◆ Task statement
Skip every picture and transcribe the remaining material exactly.

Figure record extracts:
* * * * * * * * *

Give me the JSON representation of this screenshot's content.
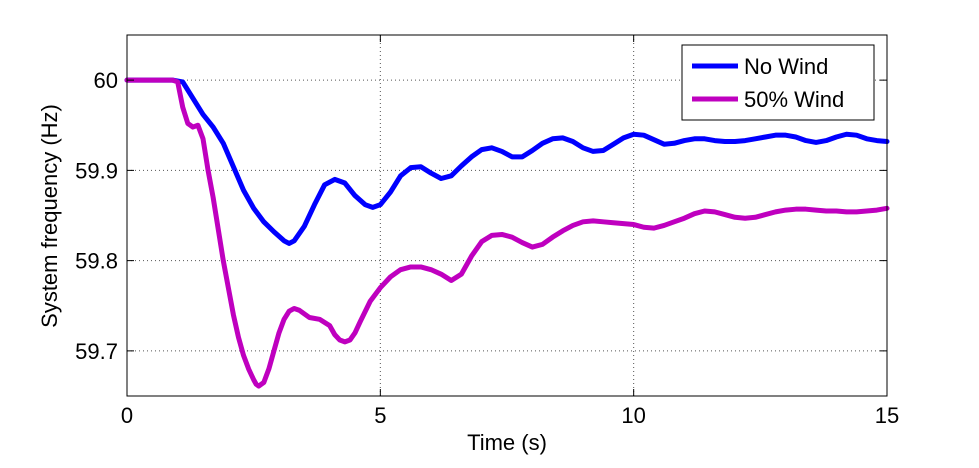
{
  "chart_data": {
    "type": "line",
    "xlabel": "Time (s)",
    "ylabel": "System frequency (Hz)",
    "xlim": [
      0,
      15
    ],
    "ylim": [
      59.65,
      60.05
    ],
    "xticks": [
      0,
      5,
      10,
      15
    ],
    "xtick_labels": [
      "0",
      "5",
      "10",
      "15"
    ],
    "yticks": [
      59.7,
      59.8,
      59.9,
      60
    ],
    "ytick_labels": [
      "59.7",
      "59.8",
      "59.9",
      "60"
    ],
    "grid": true,
    "legend_position": "top-right",
    "series": [
      {
        "name": "No Wind",
        "color": "#0000ff",
        "x": [
          0,
          0.5,
          0.9,
          1.1,
          1.3,
          1.5,
          1.7,
          1.9,
          2.1,
          2.3,
          2.5,
          2.7,
          2.9,
          3.1,
          3.2,
          3.3,
          3.5,
          3.7,
          3.9,
          4.1,
          4.3,
          4.5,
          4.7,
          4.85,
          5.0,
          5.2,
          5.4,
          5.6,
          5.8,
          6.0,
          6.2,
          6.4,
          6.6,
          6.8,
          7.0,
          7.2,
          7.4,
          7.6,
          7.8,
          8.0,
          8.2,
          8.4,
          8.6,
          8.8,
          9.0,
          9.2,
          9.4,
          9.6,
          9.8,
          10.0,
          10.2,
          10.4,
          10.6,
          10.8,
          11.0,
          11.2,
          11.4,
          11.6,
          11.8,
          12.0,
          12.2,
          12.4,
          12.6,
          12.8,
          13.0,
          13.2,
          13.4,
          13.6,
          13.8,
          14.0,
          14.2,
          14.4,
          14.6,
          14.8,
          15.0
        ],
        "values": [
          60.0,
          60.0,
          60.0,
          59.998,
          59.98,
          59.962,
          59.948,
          59.93,
          59.904,
          59.878,
          59.858,
          59.843,
          59.832,
          59.822,
          59.819,
          59.822,
          59.838,
          59.862,
          59.884,
          59.89,
          59.886,
          59.872,
          59.862,
          59.859,
          59.862,
          59.876,
          59.894,
          59.903,
          59.904,
          59.897,
          59.891,
          59.894,
          59.905,
          59.915,
          59.923,
          59.925,
          59.921,
          59.915,
          59.915,
          59.922,
          59.93,
          59.935,
          59.936,
          59.932,
          59.925,
          59.921,
          59.922,
          59.929,
          59.936,
          59.94,
          59.939,
          59.934,
          59.929,
          59.93,
          59.933,
          59.935,
          59.935,
          59.933,
          59.932,
          59.932,
          59.933,
          59.935,
          59.937,
          59.939,
          59.939,
          59.937,
          59.933,
          59.931,
          59.933,
          59.937,
          59.94,
          59.939,
          59.935,
          59.933,
          59.932
        ]
      },
      {
        "name": "50% Wind",
        "color": "#bf00bf",
        "x": [
          0,
          0.5,
          0.9,
          1.0,
          1.1,
          1.2,
          1.3,
          1.4,
          1.5,
          1.6,
          1.7,
          1.8,
          1.9,
          2.0,
          2.1,
          2.2,
          2.3,
          2.4,
          2.5,
          2.55,
          2.6,
          2.7,
          2.8,
          2.9,
          3.0,
          3.1,
          3.2,
          3.3,
          3.4,
          3.6,
          3.8,
          4.0,
          4.1,
          4.2,
          4.3,
          4.4,
          4.5,
          4.6,
          4.8,
          5.0,
          5.2,
          5.4,
          5.6,
          5.8,
          6.0,
          6.2,
          6.4,
          6.6,
          6.8,
          7.0,
          7.2,
          7.4,
          7.6,
          7.8,
          8.0,
          8.2,
          8.4,
          8.6,
          8.8,
          9.0,
          9.2,
          9.4,
          9.6,
          9.8,
          10.0,
          10.2,
          10.4,
          10.6,
          10.8,
          11.0,
          11.2,
          11.4,
          11.6,
          11.8,
          12.0,
          12.2,
          12.4,
          12.6,
          12.8,
          13.0,
          13.2,
          13.4,
          13.6,
          13.8,
          14.0,
          14.2,
          14.4,
          14.6,
          14.8,
          15.0
        ],
        "values": [
          60.0,
          60.0,
          60.0,
          59.998,
          59.97,
          59.952,
          59.948,
          59.95,
          59.935,
          59.9,
          59.87,
          59.835,
          59.8,
          59.77,
          59.74,
          59.715,
          59.695,
          59.68,
          59.668,
          59.663,
          59.661,
          59.665,
          59.68,
          59.7,
          59.72,
          59.735,
          59.744,
          59.747,
          59.745,
          59.737,
          59.735,
          59.728,
          59.718,
          59.712,
          59.71,
          59.712,
          59.72,
          59.732,
          59.755,
          59.77,
          59.782,
          59.79,
          59.793,
          59.793,
          59.79,
          59.785,
          59.778,
          59.785,
          59.805,
          59.821,
          59.828,
          59.829,
          59.826,
          59.82,
          59.815,
          59.818,
          59.826,
          59.833,
          59.839,
          59.843,
          59.844,
          59.843,
          59.842,
          59.841,
          59.84,
          59.837,
          59.836,
          59.839,
          59.843,
          59.847,
          59.852,
          59.855,
          59.854,
          59.851,
          59.848,
          59.847,
          59.848,
          59.851,
          59.854,
          59.856,
          59.857,
          59.857,
          59.856,
          59.855,
          59.855,
          59.854,
          59.854,
          59.855,
          59.856,
          59.858
        ]
      }
    ]
  }
}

* * * * * * * * *

◆ Completed task
Give me the JSON representation of this screenshot's content.
{
  "chart_data": {
    "type": "line",
    "xlabel": "Time (s)",
    "ylabel": "System frequency (Hz)",
    "xlim": [
      0,
      15
    ],
    "ylim": [
      59.65,
      60.05
    ],
    "xticks": [
      0,
      5,
      10,
      15
    ],
    "xtick_labels": [
      "0",
      "5",
      "10",
      "15"
    ],
    "yticks": [
      59.7,
      59.8,
      59.9,
      60
    ],
    "ytick_labels": [
      "59.7",
      "59.8",
      "59.9",
      "60"
    ],
    "grid": true,
    "legend_position": "top-right",
    "series": [
      {
        "name": "No Wind",
        "color": "#0000ff",
        "x": [
          0,
          0.5,
          0.9,
          1.1,
          1.3,
          1.5,
          1.7,
          1.9,
          2.1,
          2.3,
          2.5,
          2.7,
          2.9,
          3.1,
          3.2,
          3.3,
          3.5,
          3.7,
          3.9,
          4.1,
          4.3,
          4.5,
          4.7,
          4.85,
          5.0,
          5.2,
          5.4,
          5.6,
          5.8,
          6.0,
          6.2,
          6.4,
          6.6,
          6.8,
          7.0,
          7.2,
          7.4,
          7.6,
          7.8,
          8.0,
          8.2,
          8.4,
          8.6,
          8.8,
          9.0,
          9.2,
          9.4,
          9.6,
          9.8,
          10.0,
          10.2,
          10.4,
          10.6,
          10.8,
          11.0,
          11.2,
          11.4,
          11.6,
          11.8,
          12.0,
          12.2,
          12.4,
          12.6,
          12.8,
          13.0,
          13.2,
          13.4,
          13.6,
          13.8,
          14.0,
          14.2,
          14.4,
          14.6,
          14.8,
          15.0
        ],
        "values": [
          60.0,
          60.0,
          60.0,
          59.998,
          59.98,
          59.962,
          59.948,
          59.93,
          59.904,
          59.878,
          59.858,
          59.843,
          59.832,
          59.822,
          59.819,
          59.822,
          59.838,
          59.862,
          59.884,
          59.89,
          59.886,
          59.872,
          59.862,
          59.859,
          59.862,
          59.876,
          59.894,
          59.903,
          59.904,
          59.897,
          59.891,
          59.894,
          59.905,
          59.915,
          59.923,
          59.925,
          59.921,
          59.915,
          59.915,
          59.922,
          59.93,
          59.935,
          59.936,
          59.932,
          59.925,
          59.921,
          59.922,
          59.929,
          59.936,
          59.94,
          59.939,
          59.934,
          59.929,
          59.93,
          59.933,
          59.935,
          59.935,
          59.933,
          59.932,
          59.932,
          59.933,
          59.935,
          59.937,
          59.939,
          59.939,
          59.937,
          59.933,
          59.931,
          59.933,
          59.937,
          59.94,
          59.939,
          59.935,
          59.933,
          59.932
        ]
      },
      {
        "name": "50% Wind",
        "color": "#bf00bf",
        "x": [
          0,
          0.5,
          0.9,
          1.0,
          1.1,
          1.2,
          1.3,
          1.4,
          1.5,
          1.6,
          1.7,
          1.8,
          1.9,
          2.0,
          2.1,
          2.2,
          2.3,
          2.4,
          2.5,
          2.55,
          2.6,
          2.7,
          2.8,
          2.9,
          3.0,
          3.1,
          3.2,
          3.3,
          3.4,
          3.6,
          3.8,
          4.0,
          4.1,
          4.2,
          4.3,
          4.4,
          4.5,
          4.6,
          4.8,
          5.0,
          5.2,
          5.4,
          5.6,
          5.8,
          6.0,
          6.2,
          6.4,
          6.6,
          6.8,
          7.0,
          7.2,
          7.4,
          7.6,
          7.8,
          8.0,
          8.2,
          8.4,
          8.6,
          8.8,
          9.0,
          9.2,
          9.4,
          9.6,
          9.8,
          10.0,
          10.2,
          10.4,
          10.6,
          10.8,
          11.0,
          11.2,
          11.4,
          11.6,
          11.8,
          12.0,
          12.2,
          12.4,
          12.6,
          12.8,
          13.0,
          13.2,
          13.4,
          13.6,
          13.8,
          14.0,
          14.2,
          14.4,
          14.6,
          14.8,
          15.0
        ],
        "values": [
          60.0,
          60.0,
          60.0,
          59.998,
          59.97,
          59.952,
          59.948,
          59.95,
          59.935,
          59.9,
          59.87,
          59.835,
          59.8,
          59.77,
          59.74,
          59.715,
          59.695,
          59.68,
          59.668,
          59.663,
          59.661,
          59.665,
          59.68,
          59.7,
          59.72,
          59.735,
          59.744,
          59.747,
          59.745,
          59.737,
          59.735,
          59.728,
          59.718,
          59.712,
          59.71,
          59.712,
          59.72,
          59.732,
          59.755,
          59.77,
          59.782,
          59.79,
          59.793,
          59.793,
          59.79,
          59.785,
          59.778,
          59.785,
          59.805,
          59.821,
          59.828,
          59.829,
          59.826,
          59.82,
          59.815,
          59.818,
          59.826,
          59.833,
          59.839,
          59.843,
          59.844,
          59.843,
          59.842,
          59.841,
          59.84,
          59.837,
          59.836,
          59.839,
          59.843,
          59.847,
          59.852,
          59.855,
          59.854,
          59.851,
          59.848,
          59.847,
          59.848,
          59.851,
          59.854,
          59.856,
          59.857,
          59.857,
          59.856,
          59.855,
          59.855,
          59.854,
          59.854,
          59.855,
          59.856,
          59.858
        ]
      }
    ]
  }
}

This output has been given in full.